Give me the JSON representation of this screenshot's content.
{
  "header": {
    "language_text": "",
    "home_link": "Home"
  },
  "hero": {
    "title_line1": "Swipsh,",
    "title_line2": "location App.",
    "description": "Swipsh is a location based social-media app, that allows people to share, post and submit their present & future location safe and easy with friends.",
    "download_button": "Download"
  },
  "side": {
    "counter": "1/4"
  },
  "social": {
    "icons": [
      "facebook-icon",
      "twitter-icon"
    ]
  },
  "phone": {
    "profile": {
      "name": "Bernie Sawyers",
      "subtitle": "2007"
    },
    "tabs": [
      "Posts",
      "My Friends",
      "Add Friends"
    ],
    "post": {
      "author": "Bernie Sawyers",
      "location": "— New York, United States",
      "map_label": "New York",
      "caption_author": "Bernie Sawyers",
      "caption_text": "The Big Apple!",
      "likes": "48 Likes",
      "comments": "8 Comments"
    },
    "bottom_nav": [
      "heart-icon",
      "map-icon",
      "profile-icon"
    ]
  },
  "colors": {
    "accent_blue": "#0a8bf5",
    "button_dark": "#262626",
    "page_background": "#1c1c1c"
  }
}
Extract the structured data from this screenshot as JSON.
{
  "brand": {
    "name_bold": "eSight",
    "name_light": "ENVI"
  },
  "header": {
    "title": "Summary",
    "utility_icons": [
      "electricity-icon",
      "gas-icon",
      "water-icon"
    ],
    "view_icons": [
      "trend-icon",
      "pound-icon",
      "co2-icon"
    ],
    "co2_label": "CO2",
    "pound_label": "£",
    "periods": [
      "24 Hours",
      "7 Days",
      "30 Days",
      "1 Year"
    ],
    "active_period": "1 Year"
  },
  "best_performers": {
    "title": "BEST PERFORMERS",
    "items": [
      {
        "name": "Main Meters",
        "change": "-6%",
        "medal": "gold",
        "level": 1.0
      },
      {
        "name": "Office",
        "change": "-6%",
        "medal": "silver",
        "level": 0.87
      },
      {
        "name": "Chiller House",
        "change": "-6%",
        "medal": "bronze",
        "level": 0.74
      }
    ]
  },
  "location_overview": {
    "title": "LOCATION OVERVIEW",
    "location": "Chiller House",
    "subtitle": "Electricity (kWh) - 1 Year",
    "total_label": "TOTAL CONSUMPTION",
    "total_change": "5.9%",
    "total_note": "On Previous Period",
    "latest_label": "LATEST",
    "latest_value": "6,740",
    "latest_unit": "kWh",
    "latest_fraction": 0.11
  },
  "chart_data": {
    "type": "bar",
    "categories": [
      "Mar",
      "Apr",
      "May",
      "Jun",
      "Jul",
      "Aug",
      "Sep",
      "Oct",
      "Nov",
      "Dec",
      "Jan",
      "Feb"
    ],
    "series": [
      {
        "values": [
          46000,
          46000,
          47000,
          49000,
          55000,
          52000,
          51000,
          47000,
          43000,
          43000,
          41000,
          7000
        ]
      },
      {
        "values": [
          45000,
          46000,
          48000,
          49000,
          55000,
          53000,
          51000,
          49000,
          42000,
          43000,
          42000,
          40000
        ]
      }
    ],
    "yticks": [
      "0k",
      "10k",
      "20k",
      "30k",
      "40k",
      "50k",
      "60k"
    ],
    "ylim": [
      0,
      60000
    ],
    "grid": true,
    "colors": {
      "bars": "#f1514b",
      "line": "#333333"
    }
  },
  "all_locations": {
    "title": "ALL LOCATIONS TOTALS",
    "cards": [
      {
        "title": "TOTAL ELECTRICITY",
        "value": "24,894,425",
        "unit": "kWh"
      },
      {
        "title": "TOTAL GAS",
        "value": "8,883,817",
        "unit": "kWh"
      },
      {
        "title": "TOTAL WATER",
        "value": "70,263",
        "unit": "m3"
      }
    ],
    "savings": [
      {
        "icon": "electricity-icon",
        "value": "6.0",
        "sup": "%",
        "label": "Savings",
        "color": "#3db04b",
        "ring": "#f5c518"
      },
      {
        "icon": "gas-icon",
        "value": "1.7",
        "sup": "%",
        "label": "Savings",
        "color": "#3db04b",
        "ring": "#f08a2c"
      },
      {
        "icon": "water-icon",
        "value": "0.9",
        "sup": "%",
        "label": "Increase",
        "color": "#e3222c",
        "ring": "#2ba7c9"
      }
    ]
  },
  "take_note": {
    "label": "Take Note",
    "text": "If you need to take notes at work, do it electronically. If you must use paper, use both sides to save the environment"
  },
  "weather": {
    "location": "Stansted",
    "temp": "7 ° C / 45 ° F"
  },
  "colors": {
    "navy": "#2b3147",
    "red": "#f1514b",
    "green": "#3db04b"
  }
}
■ ■ ■ ■
WHAT YOU WILL DO:
Count the lines in the entries that hold the word "JSON", and give nothing but the total.

FINAL ANSWER:
2